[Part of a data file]
## Start
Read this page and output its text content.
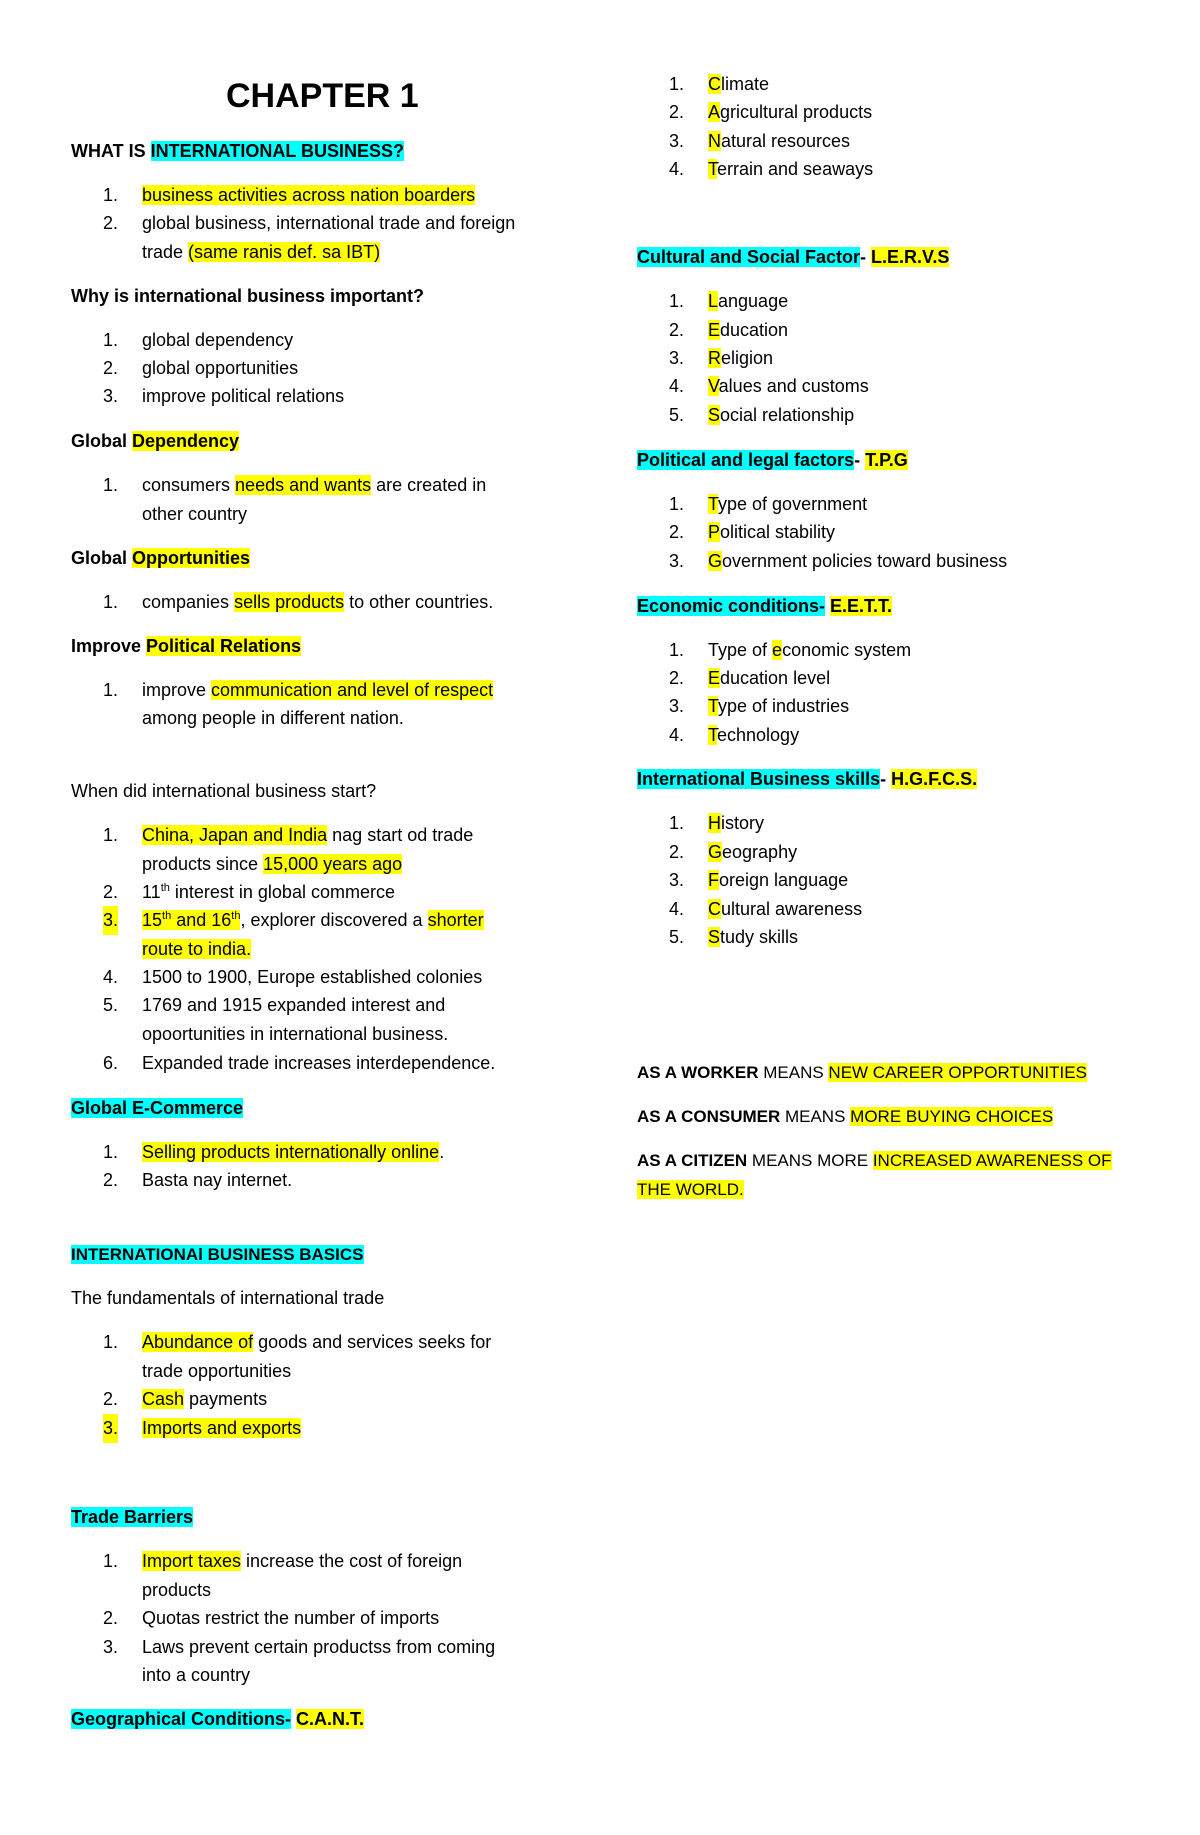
CHAPTER 1
WHAT IS INTERNATIONAL BUSINESS?
1. business activities across nation boarders
2. global business, international trade and foreign
trade (same ranis def. sa IBT)
Why is international business important?
1. global dependency
2. global opportunities
3. improve political relations
Global Dependency
1. consumers needs and wants are created in
other country
Global Opportunities
1. companies sells products to other countries.
Improve Political Relations
1. improve communication and level of respect
among people in different nation.
When did international business start?
1. China, Japan and India nag start od trade
products since 15,000 years ago
2. 11th interest in global commerce
3. 15th and 16th, explorer discovered a shorter
route to india.
4. 1500 to 1900, Europe established colonies
5. 1769 and 1915 expanded interest and
opoortunities in international business.
6. Expanded trade increases interdependence.
Global E-Commerce
1. Selling products internationally online.
2. Basta nay internet.
INTERNATIONAl BUSINESS BASICS
The fundamentals of international trade
1. Abundance of goods and services seeks for
trade opportunities
2. Cash payments
3. Imports and exports
Trade Barriers
1. Import taxes increase the cost of foreign
products
2. Quotas restrict the number of imports
3. Laws prevent certain productss from coming
into a country
Geographical Conditions- C.A.N.T.
1. Climate
2. Agricultural products
3. Natural resources
4. Terrain and seaways
Cultural and Social Factor- L.E.R.V.S
1. Language
2. Education
3. Religion
4. Values and customs
5. Social relationship
Political and legal factors- T.P.G
1. Type of government
2. Political stability
3. Government policies toward business
Economic conditions- E.E.T.T.
1. Type of economic system
2. Education level
3. Type of industries
4. Technology
International Business skills- H.G.F.C.S.
1. History
2. Geography
3. Foreign language
4. Cultural awareness
5. Study skills
AS A WORKER MEANS NEW CAREER OPPORTUNITIES
AS A CONSUMER MEANS MORE BUYING CHOICES
AS A CITIZEN MEANS MORE INCREASED AWARENESS OF
THE WORLD.
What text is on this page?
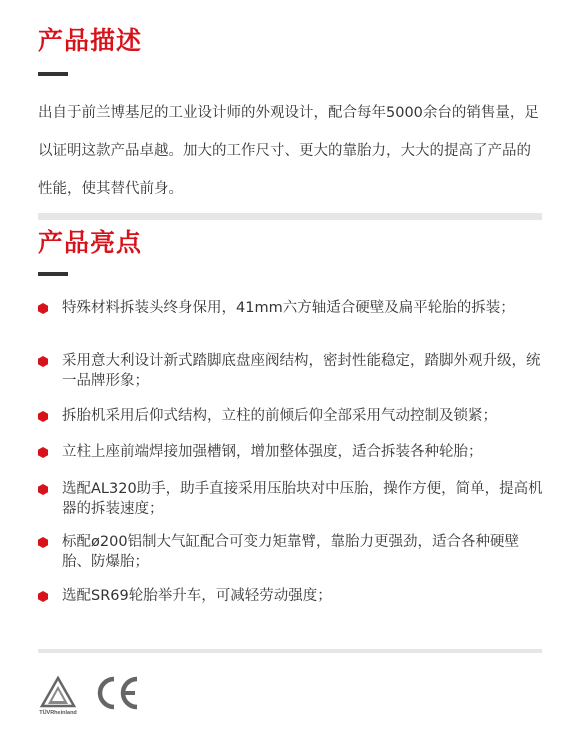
产品描述

出自于前兰博基尼的工业设计师的外观设计，配合每年5000余台的销售量，足以证明这款产品卓越。加大的工作尺寸、更大的靠胎力，大大的提高了产品的性能，使其替代前身。

产品亮点
特殊材料拆装头终身保用，41mm六方轴适合硬壁及扁平轮胎的拆装；
采用意大利设计新式踏脚底盘座阀结构，密封性能稳定，踏脚外观升级，统一品牌形象；
拆胎机采用后仰式结构，立柱的前倾后仰全部采用气动控制及锁紧；
立柱上座前端焊接加强槽钢，增加整体强度，适合拆装各种轮胎；
选配AL320助手，助手直接采用压胎块对中压胎，操作方便，简单，提高机器的拆装速度；
标配ø200铝制大气缸配合可变力矩靠臂，靠胎力更强劲，适合各种硬壁胎、防爆胎；
选配SR69轮胎举升车，可减轻劳动强度；
TÜVRheinland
## End
Your copy of the data above should match it exactly, except that pictures are left out.

* Answer for this exercise
Read this page and output its text content.
CHAPTER 1
WHAT IS INTERNATIONAL BUSINESS?
1. business activities across nation boarders
2. global business, international trade and foreign
trade (same ranis def. sa IBT)
Why is international business important?
1. global dependency
2. global opportunities
3. improve political relations
Global Dependency
1. consumers needs and wants are created in
other country
Global Opportunities
1. companies sells products to other countries.
Improve Political Relations
1. improve communication and level of respect
among people in different nation.
When did international business start?
1. China, Japan and India nag start od trade
products since 15,000 years ago
2. 11th interest in global commerce
3. 15th and 16th, explorer discovered a shorter
route to india.
4. 1500 to 1900, Europe established colonies
5. 1769 and 1915 expanded interest and
opoortunities in international business.
6. Expanded trade increases interdependence.
Global E-Commerce
1. Selling products internationally online.
2. Basta nay internet.
INTERNATIONAl BUSINESS BASICS
The fundamentals of international trade
1. Abundance of goods and services seeks for
trade opportunities
2. Cash payments
3. Imports and exports
Trade Barriers
1. Import taxes increase the cost of foreign
products
2. Quotas restrict the number of imports
3. Laws prevent certain productss from coming
into a country
Geographical Conditions- C.A.N.T.
1. Climate
2. Agricultural products
3. Natural resources
4. Terrain and seaways
Cultural and Social Factor- L.E.R.V.S
1. Language
2. Education
3. Religion
4. Values and customs
5. Social relationship
Political and legal factors- T.P.G
1. Type of government
2. Political stability
3. Government policies toward business
Economic conditions- E.E.T.T.
1. Type of economic system
2. Education level
3. Type of industries
4. Technology
International Business skills- H.G.F.C.S.
1. History
2. Geography
3. Foreign language
4. Cultural awareness
5. Study skills
AS A WORKER MEANS NEW CAREER OPPORTUNITIES
AS A CONSUMER MEANS MORE BUYING CHOICES
AS A CITIZEN MEANS MORE INCREASED AWARENESS OF
THE WORLD.
What text is on this page?
产品描述

出自于前兰博基尼的工业设计师的外观设计，配合每年5000余台的销售量，足以证明这款产品卓越。加大的工作尺寸、更大的靠胎力，大大的提高了产品的性能，使其替代前身。

产品亮点
特殊材料拆装头终身保用，41mm六方轴适合硬壁及扁平轮胎的拆装；
采用意大利设计新式踏脚底盘座阀结构，密封性能稳定，踏脚外观升级，统一品牌形象；
拆胎机采用后仰式结构，立柱的前倾后仰全部采用气动控制及锁紧；
立柱上座前端焊接加强槽钢，增加整体强度，适合拆装各种轮胎；
选配AL320助手，助手直接采用压胎块对中压胎，操作方便，简单，提高机器的拆装速度；
标配ø200铝制大气缸配合可变力矩靠臂，靠胎力更强劲，适合各种硬壁胎、防爆胎；
选配SR69轮胎举升车，可减轻劳动强度；
TÜVRheinland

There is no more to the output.